[Entries with figure data]
+===+

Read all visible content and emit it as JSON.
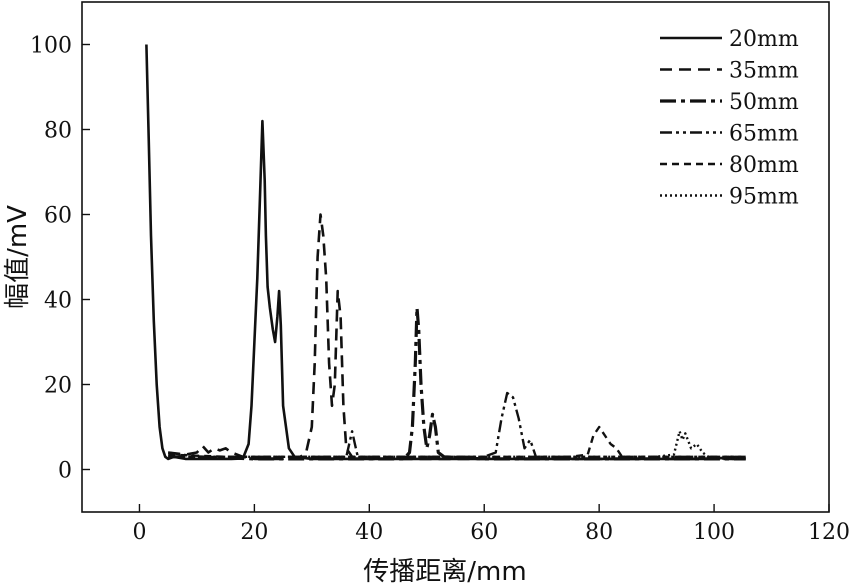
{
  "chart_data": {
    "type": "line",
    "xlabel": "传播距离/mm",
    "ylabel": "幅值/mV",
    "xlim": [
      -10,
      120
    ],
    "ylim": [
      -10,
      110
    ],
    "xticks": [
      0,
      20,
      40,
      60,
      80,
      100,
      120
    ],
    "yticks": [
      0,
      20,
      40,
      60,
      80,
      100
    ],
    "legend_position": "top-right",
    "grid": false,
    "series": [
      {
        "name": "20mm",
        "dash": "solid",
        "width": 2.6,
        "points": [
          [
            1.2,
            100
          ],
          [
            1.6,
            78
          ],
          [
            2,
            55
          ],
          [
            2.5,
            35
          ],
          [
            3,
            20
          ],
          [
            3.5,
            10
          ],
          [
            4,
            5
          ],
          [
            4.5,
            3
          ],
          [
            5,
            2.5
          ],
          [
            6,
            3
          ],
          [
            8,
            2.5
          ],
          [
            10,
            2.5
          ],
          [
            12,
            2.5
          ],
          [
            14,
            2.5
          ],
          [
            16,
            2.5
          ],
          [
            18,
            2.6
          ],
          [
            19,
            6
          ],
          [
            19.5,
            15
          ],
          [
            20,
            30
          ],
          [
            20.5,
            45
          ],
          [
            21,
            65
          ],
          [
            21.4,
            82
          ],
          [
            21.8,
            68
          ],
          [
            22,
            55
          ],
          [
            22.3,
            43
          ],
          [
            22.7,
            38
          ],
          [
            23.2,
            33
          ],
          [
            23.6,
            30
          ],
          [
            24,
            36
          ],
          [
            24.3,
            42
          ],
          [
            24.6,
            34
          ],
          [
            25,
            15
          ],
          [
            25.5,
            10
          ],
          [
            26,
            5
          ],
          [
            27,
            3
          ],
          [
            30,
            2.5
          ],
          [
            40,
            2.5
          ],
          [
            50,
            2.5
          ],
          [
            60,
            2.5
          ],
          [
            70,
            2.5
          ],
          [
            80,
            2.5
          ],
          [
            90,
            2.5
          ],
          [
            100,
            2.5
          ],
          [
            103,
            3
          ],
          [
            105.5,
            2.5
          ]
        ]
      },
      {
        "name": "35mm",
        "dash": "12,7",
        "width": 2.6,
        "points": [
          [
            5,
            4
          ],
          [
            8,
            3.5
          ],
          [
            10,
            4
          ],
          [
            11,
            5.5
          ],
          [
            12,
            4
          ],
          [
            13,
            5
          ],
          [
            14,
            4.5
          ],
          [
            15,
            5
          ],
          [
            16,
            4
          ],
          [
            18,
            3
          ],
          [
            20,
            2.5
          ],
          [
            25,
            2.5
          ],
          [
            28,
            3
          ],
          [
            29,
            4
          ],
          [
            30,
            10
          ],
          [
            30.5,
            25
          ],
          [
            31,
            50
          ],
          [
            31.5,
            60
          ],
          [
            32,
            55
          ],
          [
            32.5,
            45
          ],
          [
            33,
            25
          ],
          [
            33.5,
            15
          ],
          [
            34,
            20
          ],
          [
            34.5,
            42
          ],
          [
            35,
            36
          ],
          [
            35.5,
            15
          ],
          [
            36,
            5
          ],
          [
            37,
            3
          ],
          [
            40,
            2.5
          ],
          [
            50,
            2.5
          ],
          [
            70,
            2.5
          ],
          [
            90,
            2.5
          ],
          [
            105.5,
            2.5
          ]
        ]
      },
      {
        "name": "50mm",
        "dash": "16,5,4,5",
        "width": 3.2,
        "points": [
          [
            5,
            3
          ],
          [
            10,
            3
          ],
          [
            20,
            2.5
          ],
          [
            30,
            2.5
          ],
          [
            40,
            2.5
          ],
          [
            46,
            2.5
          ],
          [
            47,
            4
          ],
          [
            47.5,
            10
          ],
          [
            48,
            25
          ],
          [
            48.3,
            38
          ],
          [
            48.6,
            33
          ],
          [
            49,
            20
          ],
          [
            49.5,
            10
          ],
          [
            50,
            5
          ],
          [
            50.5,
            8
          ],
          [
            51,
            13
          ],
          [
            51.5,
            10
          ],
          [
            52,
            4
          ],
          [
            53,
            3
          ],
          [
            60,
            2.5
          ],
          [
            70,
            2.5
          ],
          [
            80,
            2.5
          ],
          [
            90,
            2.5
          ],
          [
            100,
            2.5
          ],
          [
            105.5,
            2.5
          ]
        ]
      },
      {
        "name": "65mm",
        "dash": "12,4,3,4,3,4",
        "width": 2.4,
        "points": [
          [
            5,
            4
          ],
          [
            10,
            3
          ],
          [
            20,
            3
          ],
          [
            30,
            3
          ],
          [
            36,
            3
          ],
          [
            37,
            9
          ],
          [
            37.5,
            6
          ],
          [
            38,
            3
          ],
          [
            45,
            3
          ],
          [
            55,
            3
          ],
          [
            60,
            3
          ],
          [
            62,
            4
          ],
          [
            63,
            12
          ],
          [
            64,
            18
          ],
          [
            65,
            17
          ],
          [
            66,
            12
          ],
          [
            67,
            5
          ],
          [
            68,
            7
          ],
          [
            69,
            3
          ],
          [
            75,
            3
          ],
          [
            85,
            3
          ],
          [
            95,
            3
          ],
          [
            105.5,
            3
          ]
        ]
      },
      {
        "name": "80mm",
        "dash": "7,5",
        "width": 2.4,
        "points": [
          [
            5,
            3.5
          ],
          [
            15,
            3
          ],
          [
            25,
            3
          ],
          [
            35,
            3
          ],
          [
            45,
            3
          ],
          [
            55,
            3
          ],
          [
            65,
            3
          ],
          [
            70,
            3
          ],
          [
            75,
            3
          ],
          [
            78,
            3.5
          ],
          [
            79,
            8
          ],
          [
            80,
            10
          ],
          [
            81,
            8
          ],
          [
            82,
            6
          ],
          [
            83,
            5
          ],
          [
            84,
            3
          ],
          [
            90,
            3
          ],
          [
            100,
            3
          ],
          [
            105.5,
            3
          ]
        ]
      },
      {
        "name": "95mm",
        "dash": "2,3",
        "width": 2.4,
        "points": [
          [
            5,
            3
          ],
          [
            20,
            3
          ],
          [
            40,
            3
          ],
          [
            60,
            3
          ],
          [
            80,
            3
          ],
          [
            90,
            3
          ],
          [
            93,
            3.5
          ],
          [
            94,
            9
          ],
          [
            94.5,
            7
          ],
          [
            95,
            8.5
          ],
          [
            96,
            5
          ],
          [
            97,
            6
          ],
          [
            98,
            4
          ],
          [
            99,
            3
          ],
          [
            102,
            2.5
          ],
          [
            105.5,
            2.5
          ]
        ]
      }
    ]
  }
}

+===+

> **TASK PROMPT**:
Print the complete listing exactly as it stands, without its pictures.

> **WRITTEN ANSWER**:
Read all visible content and emit it as JSON.
{
  "chart_data": {
    "type": "line",
    "xlabel": "传播距离/mm",
    "ylabel": "幅值/mV",
    "xlim": [
      -10,
      120
    ],
    "ylim": [
      -10,
      110
    ],
    "xticks": [
      0,
      20,
      40,
      60,
      80,
      100,
      120
    ],
    "yticks": [
      0,
      20,
      40,
      60,
      80,
      100
    ],
    "legend_position": "top-right",
    "grid": false,
    "series": [
      {
        "name": "20mm",
        "dash": "solid",
        "width": 2.6,
        "points": [
          [
            1.2,
            100
          ],
          [
            1.6,
            78
          ],
          [
            2,
            55
          ],
          [
            2.5,
            35
          ],
          [
            3,
            20
          ],
          [
            3.5,
            10
          ],
          [
            4,
            5
          ],
          [
            4.5,
            3
          ],
          [
            5,
            2.5
          ],
          [
            6,
            3
          ],
          [
            8,
            2.5
          ],
          [
            10,
            2.5
          ],
          [
            12,
            2.5
          ],
          [
            14,
            2.5
          ],
          [
            16,
            2.5
          ],
          [
            18,
            2.6
          ],
          [
            19,
            6
          ],
          [
            19.5,
            15
          ],
          [
            20,
            30
          ],
          [
            20.5,
            45
          ],
          [
            21,
            65
          ],
          [
            21.4,
            82
          ],
          [
            21.8,
            68
          ],
          [
            22,
            55
          ],
          [
            22.3,
            43
          ],
          [
            22.7,
            38
          ],
          [
            23.2,
            33
          ],
          [
            23.6,
            30
          ],
          [
            24,
            36
          ],
          [
            24.3,
            42
          ],
          [
            24.6,
            34
          ],
          [
            25,
            15
          ],
          [
            25.5,
            10
          ],
          [
            26,
            5
          ],
          [
            27,
            3
          ],
          [
            30,
            2.5
          ],
          [
            40,
            2.5
          ],
          [
            50,
            2.5
          ],
          [
            60,
            2.5
          ],
          [
            70,
            2.5
          ],
          [
            80,
            2.5
          ],
          [
            90,
            2.5
          ],
          [
            100,
            2.5
          ],
          [
            103,
            3
          ],
          [
            105.5,
            2.5
          ]
        ]
      },
      {
        "name": "35mm",
        "dash": "12,7",
        "width": 2.6,
        "points": [
          [
            5,
            4
          ],
          [
            8,
            3.5
          ],
          [
            10,
            4
          ],
          [
            11,
            5.5
          ],
          [
            12,
            4
          ],
          [
            13,
            5
          ],
          [
            14,
            4.5
          ],
          [
            15,
            5
          ],
          [
            16,
            4
          ],
          [
            18,
            3
          ],
          [
            20,
            2.5
          ],
          [
            25,
            2.5
          ],
          [
            28,
            3
          ],
          [
            29,
            4
          ],
          [
            30,
            10
          ],
          [
            30.5,
            25
          ],
          [
            31,
            50
          ],
          [
            31.5,
            60
          ],
          [
            32,
            55
          ],
          [
            32.5,
            45
          ],
          [
            33,
            25
          ],
          [
            33.5,
            15
          ],
          [
            34,
            20
          ],
          [
            34.5,
            42
          ],
          [
            35,
            36
          ],
          [
            35.5,
            15
          ],
          [
            36,
            5
          ],
          [
            37,
            3
          ],
          [
            40,
            2.5
          ],
          [
            50,
            2.5
          ],
          [
            70,
            2.5
          ],
          [
            90,
            2.5
          ],
          [
            105.5,
            2.5
          ]
        ]
      },
      {
        "name": "50mm",
        "dash": "16,5,4,5",
        "width": 3.2,
        "points": [
          [
            5,
            3
          ],
          [
            10,
            3
          ],
          [
            20,
            2.5
          ],
          [
            30,
            2.5
          ],
          [
            40,
            2.5
          ],
          [
            46,
            2.5
          ],
          [
            47,
            4
          ],
          [
            47.5,
            10
          ],
          [
            48,
            25
          ],
          [
            48.3,
            38
          ],
          [
            48.6,
            33
          ],
          [
            49,
            20
          ],
          [
            49.5,
            10
          ],
          [
            50,
            5
          ],
          [
            50.5,
            8
          ],
          [
            51,
            13
          ],
          [
            51.5,
            10
          ],
          [
            52,
            4
          ],
          [
            53,
            3
          ],
          [
            60,
            2.5
          ],
          [
            70,
            2.5
          ],
          [
            80,
            2.5
          ],
          [
            90,
            2.5
          ],
          [
            100,
            2.5
          ],
          [
            105.5,
            2.5
          ]
        ]
      },
      {
        "name": "65mm",
        "dash": "12,4,3,4,3,4",
        "width": 2.4,
        "points": [
          [
            5,
            4
          ],
          [
            10,
            3
          ],
          [
            20,
            3
          ],
          [
            30,
            3
          ],
          [
            36,
            3
          ],
          [
            37,
            9
          ],
          [
            37.5,
            6
          ],
          [
            38,
            3
          ],
          [
            45,
            3
          ],
          [
            55,
            3
          ],
          [
            60,
            3
          ],
          [
            62,
            4
          ],
          [
            63,
            12
          ],
          [
            64,
            18
          ],
          [
            65,
            17
          ],
          [
            66,
            12
          ],
          [
            67,
            5
          ],
          [
            68,
            7
          ],
          [
            69,
            3
          ],
          [
            75,
            3
          ],
          [
            85,
            3
          ],
          [
            95,
            3
          ],
          [
            105.5,
            3
          ]
        ]
      },
      {
        "name": "80mm",
        "dash": "7,5",
        "width": 2.4,
        "points": [
          [
            5,
            3.5
          ],
          [
            15,
            3
          ],
          [
            25,
            3
          ],
          [
            35,
            3
          ],
          [
            45,
            3
          ],
          [
            55,
            3
          ],
          [
            65,
            3
          ],
          [
            70,
            3
          ],
          [
            75,
            3
          ],
          [
            78,
            3.5
          ],
          [
            79,
            8
          ],
          [
            80,
            10
          ],
          [
            81,
            8
          ],
          [
            82,
            6
          ],
          [
            83,
            5
          ],
          [
            84,
            3
          ],
          [
            90,
            3
          ],
          [
            100,
            3
          ],
          [
            105.5,
            3
          ]
        ]
      },
      {
        "name": "95mm",
        "dash": "2,3",
        "width": 2.4,
        "points": [
          [
            5,
            3
          ],
          [
            20,
            3
          ],
          [
            40,
            3
          ],
          [
            60,
            3
          ],
          [
            80,
            3
          ],
          [
            90,
            3
          ],
          [
            93,
            3.5
          ],
          [
            94,
            9
          ],
          [
            94.5,
            7
          ],
          [
            95,
            8.5
          ],
          [
            96,
            5
          ],
          [
            97,
            6
          ],
          [
            98,
            4
          ],
          [
            99,
            3
          ],
          [
            102,
            2.5
          ],
          [
            105.5,
            2.5
          ]
        ]
      }
    ]
  }
}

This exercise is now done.